**Information shown:**
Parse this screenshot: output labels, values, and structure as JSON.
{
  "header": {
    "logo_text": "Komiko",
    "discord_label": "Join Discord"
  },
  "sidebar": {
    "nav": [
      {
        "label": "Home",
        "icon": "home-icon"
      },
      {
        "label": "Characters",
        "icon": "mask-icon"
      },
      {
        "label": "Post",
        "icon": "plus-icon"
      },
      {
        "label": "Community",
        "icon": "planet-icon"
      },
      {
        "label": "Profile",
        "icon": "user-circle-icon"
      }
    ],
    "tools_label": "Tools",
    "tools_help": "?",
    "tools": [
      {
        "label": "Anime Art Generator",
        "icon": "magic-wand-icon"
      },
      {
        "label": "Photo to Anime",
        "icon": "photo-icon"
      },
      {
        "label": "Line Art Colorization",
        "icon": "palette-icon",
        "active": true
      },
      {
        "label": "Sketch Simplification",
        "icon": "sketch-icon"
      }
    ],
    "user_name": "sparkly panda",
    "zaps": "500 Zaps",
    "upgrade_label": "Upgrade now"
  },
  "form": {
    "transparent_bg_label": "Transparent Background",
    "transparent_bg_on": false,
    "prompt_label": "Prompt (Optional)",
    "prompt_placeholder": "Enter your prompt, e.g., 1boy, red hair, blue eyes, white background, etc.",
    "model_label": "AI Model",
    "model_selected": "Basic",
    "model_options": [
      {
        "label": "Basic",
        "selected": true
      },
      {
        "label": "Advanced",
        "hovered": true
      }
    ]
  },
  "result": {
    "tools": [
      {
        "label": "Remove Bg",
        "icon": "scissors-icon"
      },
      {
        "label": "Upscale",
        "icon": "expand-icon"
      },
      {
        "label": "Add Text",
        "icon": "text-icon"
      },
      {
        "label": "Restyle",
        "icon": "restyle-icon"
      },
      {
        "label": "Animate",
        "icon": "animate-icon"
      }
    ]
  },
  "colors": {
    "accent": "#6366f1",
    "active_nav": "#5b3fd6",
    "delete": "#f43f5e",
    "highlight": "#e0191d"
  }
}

**Exercise details:**
Of the lines in the records, how many contain the word "Anime"? Answer with the number and nothing else.

**Answer:**
2